Records that describe figures:

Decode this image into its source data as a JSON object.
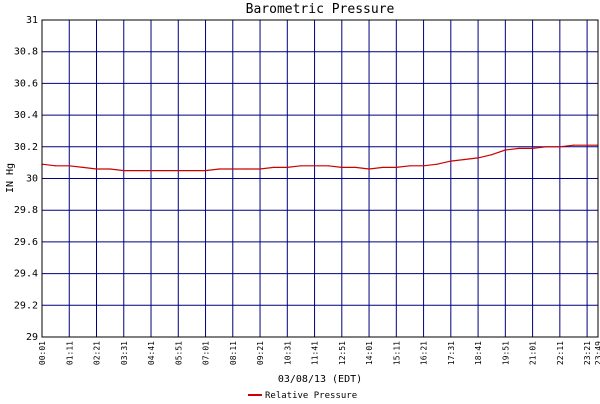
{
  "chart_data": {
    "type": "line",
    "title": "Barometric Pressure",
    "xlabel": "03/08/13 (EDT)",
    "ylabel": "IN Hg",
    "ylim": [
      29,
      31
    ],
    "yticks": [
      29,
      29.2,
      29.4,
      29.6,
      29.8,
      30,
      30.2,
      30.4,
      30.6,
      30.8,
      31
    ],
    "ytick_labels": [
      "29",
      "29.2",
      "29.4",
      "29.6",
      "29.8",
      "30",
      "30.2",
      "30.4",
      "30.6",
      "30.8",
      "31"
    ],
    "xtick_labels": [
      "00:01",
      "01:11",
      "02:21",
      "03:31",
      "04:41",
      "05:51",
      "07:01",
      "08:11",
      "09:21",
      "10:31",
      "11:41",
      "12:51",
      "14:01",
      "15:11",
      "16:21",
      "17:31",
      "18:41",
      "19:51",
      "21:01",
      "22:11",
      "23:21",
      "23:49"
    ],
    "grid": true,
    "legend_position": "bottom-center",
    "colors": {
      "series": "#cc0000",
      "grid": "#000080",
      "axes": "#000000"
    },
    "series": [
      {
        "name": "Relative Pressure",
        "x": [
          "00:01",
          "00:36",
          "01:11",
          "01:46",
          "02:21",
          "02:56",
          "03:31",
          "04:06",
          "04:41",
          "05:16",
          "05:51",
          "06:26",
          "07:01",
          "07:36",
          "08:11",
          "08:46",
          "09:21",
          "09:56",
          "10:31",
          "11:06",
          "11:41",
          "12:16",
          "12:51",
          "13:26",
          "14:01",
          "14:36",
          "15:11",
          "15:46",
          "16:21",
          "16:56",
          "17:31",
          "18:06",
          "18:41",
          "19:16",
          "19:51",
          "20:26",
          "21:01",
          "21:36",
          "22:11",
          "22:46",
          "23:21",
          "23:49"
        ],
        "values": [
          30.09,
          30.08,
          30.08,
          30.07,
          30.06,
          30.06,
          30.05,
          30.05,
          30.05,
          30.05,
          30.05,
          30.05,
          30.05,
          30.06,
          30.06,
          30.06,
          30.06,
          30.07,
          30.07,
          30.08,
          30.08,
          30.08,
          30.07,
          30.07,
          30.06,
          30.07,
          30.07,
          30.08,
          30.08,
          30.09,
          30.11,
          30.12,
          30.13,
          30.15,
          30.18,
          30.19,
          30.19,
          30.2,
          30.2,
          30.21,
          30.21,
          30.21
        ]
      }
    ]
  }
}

__Challenge__.
Copy each line from the data above that includes "Pressure".

__Answer below__.
    "title": "Barometric Pressure",
        "name": "Relative Pressure",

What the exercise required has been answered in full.